- **REQUEST**
Output the entries word for word. Omit images.

- **RECORDS PROVIDED**
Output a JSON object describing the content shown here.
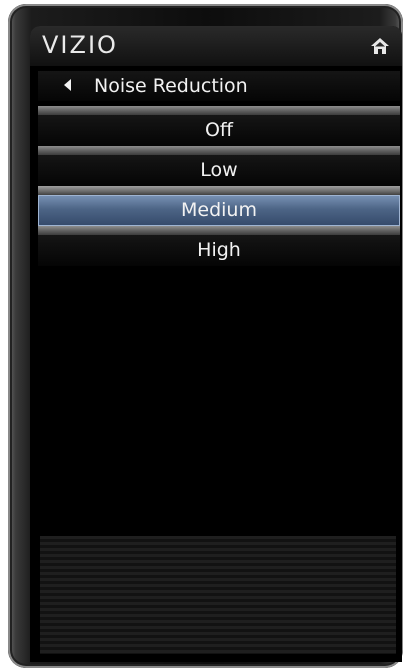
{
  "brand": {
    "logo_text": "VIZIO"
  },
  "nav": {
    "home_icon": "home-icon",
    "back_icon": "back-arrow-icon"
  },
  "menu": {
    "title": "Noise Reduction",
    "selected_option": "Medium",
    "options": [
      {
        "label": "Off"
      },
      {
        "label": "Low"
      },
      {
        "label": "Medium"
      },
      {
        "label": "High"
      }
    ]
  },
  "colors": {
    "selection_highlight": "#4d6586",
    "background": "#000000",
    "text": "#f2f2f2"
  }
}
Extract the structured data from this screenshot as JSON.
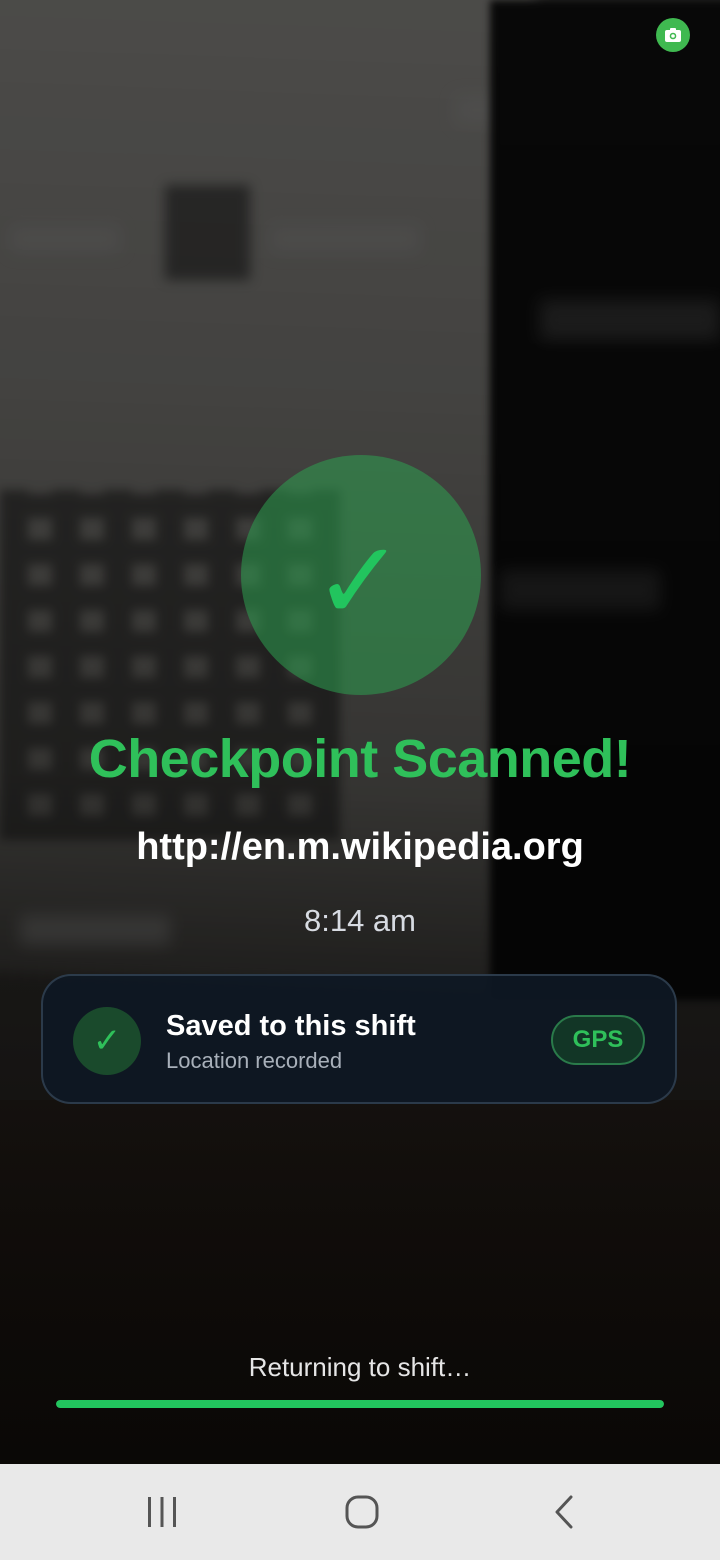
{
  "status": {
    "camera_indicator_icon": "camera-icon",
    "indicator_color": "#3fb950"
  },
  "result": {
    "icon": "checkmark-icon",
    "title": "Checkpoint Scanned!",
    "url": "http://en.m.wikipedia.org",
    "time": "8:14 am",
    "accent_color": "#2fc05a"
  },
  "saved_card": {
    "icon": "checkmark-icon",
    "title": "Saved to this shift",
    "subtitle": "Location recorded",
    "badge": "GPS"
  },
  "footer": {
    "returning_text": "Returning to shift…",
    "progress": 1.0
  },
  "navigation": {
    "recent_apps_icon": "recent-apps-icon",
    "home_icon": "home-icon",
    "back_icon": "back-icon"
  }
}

- **SOLUTION TO THE EXERCISE**
Output a JSON object describing the content shown here.
{
  "brand": {
    "logo_text": "VIZIO"
  },
  "nav": {
    "home_icon": "home-icon",
    "back_icon": "back-arrow-icon"
  },
  "menu": {
    "title": "Noise Reduction",
    "selected_option": "Medium",
    "options": [
      {
        "label": "Off"
      },
      {
        "label": "Low"
      },
      {
        "label": "Medium"
      },
      {
        "label": "High"
      }
    ]
  },
  "colors": {
    "selection_highlight": "#4d6586",
    "background": "#000000",
    "text": "#f2f2f2"
  }
}
Extract the structured data from this screenshot as JSON.
{
  "status": {
    "camera_indicator_icon": "camera-icon",
    "indicator_color": "#3fb950"
  },
  "result": {
    "icon": "checkmark-icon",
    "title": "Checkpoint Scanned!",
    "url": "http://en.m.wikipedia.org",
    "time": "8:14 am",
    "accent_color": "#2fc05a"
  },
  "saved_card": {
    "icon": "checkmark-icon",
    "title": "Saved to this shift",
    "subtitle": "Location recorded",
    "badge": "GPS"
  },
  "footer": {
    "returning_text": "Returning to shift…",
    "progress": 1.0
  },
  "navigation": {
    "recent_apps_icon": "recent-apps-icon",
    "home_icon": "home-icon",
    "back_icon": "back-icon"
  }
}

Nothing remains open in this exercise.